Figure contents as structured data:
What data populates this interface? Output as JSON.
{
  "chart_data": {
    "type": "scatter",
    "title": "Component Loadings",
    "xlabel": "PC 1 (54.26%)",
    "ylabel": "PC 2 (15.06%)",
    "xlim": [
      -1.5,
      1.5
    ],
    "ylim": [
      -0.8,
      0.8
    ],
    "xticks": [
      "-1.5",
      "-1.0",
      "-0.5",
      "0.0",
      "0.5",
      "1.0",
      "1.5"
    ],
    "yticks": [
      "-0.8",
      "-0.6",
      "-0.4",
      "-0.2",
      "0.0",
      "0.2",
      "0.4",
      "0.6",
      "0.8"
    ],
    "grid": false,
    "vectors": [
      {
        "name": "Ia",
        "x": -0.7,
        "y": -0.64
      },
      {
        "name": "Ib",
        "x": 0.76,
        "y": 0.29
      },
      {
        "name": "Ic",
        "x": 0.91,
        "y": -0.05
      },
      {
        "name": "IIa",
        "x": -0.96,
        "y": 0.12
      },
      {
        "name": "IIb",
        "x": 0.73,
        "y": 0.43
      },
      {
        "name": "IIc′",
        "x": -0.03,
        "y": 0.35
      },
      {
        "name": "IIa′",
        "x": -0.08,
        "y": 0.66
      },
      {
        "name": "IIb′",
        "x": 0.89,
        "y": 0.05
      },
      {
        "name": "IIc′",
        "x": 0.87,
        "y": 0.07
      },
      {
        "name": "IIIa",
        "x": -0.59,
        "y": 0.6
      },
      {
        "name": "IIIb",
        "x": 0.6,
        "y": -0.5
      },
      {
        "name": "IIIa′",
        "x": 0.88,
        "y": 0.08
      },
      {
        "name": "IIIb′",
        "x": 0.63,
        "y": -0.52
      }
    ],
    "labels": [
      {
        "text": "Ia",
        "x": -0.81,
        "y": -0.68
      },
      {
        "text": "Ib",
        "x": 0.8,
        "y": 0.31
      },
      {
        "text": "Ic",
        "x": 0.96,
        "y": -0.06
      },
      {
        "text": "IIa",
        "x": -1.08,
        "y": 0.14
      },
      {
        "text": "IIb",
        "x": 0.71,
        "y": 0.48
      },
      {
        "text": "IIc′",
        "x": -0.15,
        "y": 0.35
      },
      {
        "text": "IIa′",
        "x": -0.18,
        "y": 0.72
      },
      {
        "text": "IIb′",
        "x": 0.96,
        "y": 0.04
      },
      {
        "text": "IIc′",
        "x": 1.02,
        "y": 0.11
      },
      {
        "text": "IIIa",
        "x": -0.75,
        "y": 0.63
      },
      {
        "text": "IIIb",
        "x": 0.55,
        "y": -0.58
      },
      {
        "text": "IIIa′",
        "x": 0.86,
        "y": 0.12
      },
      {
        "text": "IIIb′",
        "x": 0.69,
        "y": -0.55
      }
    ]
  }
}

**AIM OF THE EXERCISE**: Your task is to quote the listing above word for word.

**ANSWER FOR THIS EXERCISE**:
What data populates this interface? Output as JSON.
{
  "chart_data": {
    "type": "scatter",
    "title": "Component Loadings",
    "xlabel": "PC 1 (54.26%)",
    "ylabel": "PC 2 (15.06%)",
    "xlim": [
      -1.5,
      1.5
    ],
    "ylim": [
      -0.8,
      0.8
    ],
    "xticks": [
      "-1.5",
      "-1.0",
      "-0.5",
      "0.0",
      "0.5",
      "1.0",
      "1.5"
    ],
    "yticks": [
      "-0.8",
      "-0.6",
      "-0.4",
      "-0.2",
      "0.0",
      "0.2",
      "0.4",
      "0.6",
      "0.8"
    ],
    "grid": false,
    "vectors": [
      {
        "name": "Ia",
        "x": -0.7,
        "y": -0.64
      },
      {
        "name": "Ib",
        "x": 0.76,
        "y": 0.29
      },
      {
        "name": "Ic",
        "x": 0.91,
        "y": -0.05
      },
      {
        "name": "IIa",
        "x": -0.96,
        "y": 0.12
      },
      {
        "name": "IIb",
        "x": 0.73,
        "y": 0.43
      },
      {
        "name": "IIc′",
        "x": -0.03,
        "y": 0.35
      },
      {
        "name": "IIa′",
        "x": -0.08,
        "y": 0.66
      },
      {
        "name": "IIb′",
        "x": 0.89,
        "y": 0.05
      },
      {
        "name": "IIc′",
        "x": 0.87,
        "y": 0.07
      },
      {
        "name": "IIIa",
        "x": -0.59,
        "y": 0.6
      },
      {
        "name": "IIIb",
        "x": 0.6,
        "y": -0.5
      },
      {
        "name": "IIIa′",
        "x": 0.88,
        "y": 0.08
      },
      {
        "name": "IIIb′",
        "x": 0.63,
        "y": -0.52
      }
    ],
    "labels": [
      {
        "text": "Ia",
        "x": -0.81,
        "y": -0.68
      },
      {
        "text": "Ib",
        "x": 0.8,
        "y": 0.31
      },
      {
        "text": "Ic",
        "x": 0.96,
        "y": -0.06
      },
      {
        "text": "IIa",
        "x": -1.08,
        "y": 0.14
      },
      {
        "text": "IIb",
        "x": 0.71,
        "y": 0.48
      },
      {
        "text": "IIc′",
        "x": -0.15,
        "y": 0.35
      },
      {
        "text": "IIa′",
        "x": -0.18,
        "y": 0.72
      },
      {
        "text": "IIb′",
        "x": 0.96,
        "y": 0.04
      },
      {
        "text": "IIc′",
        "x": 1.02,
        "y": 0.11
      },
      {
        "text": "IIIa",
        "x": -0.75,
        "y": 0.63
      },
      {
        "text": "IIIb",
        "x": 0.55,
        "y": -0.58
      },
      {
        "text": "IIIa′",
        "x": 0.86,
        "y": 0.12
      },
      {
        "text": "IIIb′",
        "x": 0.69,
        "y": -0.55
      }
    ]
  }
}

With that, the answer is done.